• [Objective]
From the records below, give the number of lines that contain the string "screenshot", without any other text.

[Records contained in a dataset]
--- --- ---

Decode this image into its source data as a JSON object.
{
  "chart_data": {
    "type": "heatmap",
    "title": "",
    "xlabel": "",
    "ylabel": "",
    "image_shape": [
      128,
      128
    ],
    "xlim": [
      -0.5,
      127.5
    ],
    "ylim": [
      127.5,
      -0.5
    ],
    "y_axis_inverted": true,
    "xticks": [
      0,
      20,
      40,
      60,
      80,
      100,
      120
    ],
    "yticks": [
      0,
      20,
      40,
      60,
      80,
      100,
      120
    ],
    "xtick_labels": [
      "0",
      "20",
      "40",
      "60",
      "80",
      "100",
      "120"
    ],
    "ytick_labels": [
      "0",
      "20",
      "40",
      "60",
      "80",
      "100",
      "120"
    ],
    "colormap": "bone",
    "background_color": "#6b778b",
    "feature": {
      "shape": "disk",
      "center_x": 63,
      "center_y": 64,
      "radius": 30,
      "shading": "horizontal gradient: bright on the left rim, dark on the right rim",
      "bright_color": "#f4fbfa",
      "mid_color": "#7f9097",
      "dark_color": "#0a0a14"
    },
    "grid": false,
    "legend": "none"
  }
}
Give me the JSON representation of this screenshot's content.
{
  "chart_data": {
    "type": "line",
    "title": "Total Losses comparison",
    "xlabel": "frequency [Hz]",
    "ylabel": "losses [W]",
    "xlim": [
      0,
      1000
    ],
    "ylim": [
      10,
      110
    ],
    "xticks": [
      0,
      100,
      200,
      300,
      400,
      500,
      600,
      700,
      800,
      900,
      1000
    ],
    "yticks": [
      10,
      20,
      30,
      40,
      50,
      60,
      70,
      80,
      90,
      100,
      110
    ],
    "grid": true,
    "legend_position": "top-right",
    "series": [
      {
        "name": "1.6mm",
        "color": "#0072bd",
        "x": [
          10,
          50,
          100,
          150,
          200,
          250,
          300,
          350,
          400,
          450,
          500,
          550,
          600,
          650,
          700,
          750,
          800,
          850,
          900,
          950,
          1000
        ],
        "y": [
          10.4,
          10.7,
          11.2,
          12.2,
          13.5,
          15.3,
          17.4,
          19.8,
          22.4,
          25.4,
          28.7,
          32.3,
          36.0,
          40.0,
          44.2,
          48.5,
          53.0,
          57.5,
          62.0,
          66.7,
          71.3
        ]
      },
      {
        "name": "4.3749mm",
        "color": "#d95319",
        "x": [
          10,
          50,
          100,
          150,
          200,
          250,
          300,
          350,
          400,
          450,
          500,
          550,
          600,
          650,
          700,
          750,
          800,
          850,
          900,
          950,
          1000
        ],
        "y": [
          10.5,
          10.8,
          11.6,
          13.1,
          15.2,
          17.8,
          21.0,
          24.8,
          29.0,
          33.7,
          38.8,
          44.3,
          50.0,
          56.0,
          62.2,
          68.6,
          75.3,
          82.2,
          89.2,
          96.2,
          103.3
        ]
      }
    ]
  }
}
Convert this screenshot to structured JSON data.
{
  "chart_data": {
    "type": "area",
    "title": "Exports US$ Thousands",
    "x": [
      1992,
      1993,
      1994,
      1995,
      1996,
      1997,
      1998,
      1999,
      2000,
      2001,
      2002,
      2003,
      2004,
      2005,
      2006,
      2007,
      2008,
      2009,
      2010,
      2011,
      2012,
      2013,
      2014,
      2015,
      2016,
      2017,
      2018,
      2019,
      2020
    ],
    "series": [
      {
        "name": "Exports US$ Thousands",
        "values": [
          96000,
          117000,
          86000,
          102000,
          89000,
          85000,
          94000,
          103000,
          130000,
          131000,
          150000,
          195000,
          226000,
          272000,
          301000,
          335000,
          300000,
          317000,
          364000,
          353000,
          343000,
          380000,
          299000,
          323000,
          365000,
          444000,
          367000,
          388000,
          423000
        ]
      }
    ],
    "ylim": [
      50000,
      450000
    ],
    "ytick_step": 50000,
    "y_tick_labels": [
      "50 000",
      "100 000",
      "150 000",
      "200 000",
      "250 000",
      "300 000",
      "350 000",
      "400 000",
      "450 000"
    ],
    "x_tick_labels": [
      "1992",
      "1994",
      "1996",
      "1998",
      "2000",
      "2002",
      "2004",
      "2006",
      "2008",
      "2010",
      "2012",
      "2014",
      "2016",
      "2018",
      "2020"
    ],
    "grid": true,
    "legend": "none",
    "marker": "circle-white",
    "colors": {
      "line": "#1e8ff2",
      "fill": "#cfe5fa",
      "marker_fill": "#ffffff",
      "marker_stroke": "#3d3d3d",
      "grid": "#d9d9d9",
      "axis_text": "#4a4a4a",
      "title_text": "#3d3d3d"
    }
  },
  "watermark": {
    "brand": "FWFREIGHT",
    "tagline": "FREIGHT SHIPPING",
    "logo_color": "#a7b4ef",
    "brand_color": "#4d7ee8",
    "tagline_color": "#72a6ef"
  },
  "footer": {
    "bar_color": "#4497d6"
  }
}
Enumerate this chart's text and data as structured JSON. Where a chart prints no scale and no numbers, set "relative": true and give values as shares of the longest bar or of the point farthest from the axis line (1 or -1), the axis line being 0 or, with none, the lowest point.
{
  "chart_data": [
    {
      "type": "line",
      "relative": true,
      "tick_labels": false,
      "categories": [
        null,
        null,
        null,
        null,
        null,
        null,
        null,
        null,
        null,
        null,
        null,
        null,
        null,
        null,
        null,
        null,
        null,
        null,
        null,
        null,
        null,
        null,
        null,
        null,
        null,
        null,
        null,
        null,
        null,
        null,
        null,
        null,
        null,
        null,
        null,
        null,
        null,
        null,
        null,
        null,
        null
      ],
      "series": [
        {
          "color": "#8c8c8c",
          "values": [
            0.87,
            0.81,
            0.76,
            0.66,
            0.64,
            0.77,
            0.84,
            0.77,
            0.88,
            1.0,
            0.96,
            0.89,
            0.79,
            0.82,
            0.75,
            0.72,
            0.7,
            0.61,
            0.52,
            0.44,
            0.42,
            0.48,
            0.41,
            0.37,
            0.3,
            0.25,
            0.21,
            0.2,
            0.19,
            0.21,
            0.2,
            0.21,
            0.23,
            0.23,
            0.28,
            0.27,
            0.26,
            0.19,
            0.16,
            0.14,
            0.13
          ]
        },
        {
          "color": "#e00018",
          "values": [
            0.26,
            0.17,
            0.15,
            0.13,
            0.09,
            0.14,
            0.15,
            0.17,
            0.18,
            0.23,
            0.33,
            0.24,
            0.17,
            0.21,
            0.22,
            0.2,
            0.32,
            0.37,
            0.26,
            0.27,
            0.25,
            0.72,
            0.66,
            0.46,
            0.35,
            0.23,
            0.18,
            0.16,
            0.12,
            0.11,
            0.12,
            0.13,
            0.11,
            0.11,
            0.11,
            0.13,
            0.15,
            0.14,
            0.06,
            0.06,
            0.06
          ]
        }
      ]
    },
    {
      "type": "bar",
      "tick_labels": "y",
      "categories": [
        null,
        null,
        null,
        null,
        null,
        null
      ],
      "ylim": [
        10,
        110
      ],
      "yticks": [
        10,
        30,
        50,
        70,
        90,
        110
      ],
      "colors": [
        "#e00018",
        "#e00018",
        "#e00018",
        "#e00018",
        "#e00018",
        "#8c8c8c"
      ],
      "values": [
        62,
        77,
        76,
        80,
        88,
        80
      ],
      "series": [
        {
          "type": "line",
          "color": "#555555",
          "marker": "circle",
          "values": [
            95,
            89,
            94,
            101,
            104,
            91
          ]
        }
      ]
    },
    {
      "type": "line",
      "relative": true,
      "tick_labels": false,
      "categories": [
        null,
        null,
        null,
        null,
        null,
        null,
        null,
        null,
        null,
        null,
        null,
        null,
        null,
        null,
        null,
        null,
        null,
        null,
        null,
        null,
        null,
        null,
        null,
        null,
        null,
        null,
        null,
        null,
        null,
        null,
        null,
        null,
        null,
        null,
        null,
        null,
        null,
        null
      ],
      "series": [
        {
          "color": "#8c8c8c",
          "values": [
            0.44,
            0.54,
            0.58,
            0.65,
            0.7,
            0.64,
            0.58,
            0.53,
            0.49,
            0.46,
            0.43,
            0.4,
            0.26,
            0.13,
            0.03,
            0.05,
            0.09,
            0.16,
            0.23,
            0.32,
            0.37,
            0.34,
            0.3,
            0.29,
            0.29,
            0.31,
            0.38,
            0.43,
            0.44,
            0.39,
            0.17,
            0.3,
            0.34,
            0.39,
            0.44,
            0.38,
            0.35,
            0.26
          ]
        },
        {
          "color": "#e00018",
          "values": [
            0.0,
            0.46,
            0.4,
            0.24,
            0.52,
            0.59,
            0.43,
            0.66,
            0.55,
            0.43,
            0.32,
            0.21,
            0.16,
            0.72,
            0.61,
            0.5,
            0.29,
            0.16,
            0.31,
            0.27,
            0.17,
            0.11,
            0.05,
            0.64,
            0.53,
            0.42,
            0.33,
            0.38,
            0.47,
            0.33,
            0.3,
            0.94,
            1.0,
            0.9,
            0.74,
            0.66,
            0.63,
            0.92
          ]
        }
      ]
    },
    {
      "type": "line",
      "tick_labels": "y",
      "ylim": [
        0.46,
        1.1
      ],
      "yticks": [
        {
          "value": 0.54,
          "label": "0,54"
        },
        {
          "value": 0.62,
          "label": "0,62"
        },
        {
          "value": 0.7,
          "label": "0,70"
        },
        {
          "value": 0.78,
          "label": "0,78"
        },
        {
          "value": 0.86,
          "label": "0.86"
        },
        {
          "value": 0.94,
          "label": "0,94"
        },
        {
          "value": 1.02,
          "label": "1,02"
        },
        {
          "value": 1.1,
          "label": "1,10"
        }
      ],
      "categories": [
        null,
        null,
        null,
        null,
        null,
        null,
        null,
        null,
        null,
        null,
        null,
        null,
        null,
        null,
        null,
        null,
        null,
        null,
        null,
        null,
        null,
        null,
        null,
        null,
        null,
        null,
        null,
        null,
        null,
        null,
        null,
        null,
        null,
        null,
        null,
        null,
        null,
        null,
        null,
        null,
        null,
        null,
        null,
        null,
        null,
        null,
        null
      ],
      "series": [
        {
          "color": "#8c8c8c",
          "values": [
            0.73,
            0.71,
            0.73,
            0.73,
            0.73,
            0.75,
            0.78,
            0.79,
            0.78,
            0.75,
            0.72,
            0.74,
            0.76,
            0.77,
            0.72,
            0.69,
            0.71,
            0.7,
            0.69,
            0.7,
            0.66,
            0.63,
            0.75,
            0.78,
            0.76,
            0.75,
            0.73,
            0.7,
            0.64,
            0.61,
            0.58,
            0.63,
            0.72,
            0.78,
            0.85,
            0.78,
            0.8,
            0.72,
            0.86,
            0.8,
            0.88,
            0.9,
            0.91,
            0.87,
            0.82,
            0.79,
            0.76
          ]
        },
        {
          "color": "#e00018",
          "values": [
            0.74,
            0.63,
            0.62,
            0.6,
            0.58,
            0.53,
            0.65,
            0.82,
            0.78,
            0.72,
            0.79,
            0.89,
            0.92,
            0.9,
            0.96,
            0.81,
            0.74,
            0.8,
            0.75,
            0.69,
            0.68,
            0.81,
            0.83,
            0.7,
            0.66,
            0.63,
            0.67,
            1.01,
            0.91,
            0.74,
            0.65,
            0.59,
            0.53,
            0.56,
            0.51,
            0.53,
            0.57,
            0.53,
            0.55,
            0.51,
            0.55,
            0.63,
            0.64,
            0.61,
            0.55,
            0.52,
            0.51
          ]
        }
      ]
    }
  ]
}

--- --- ---

• [Written solution]
2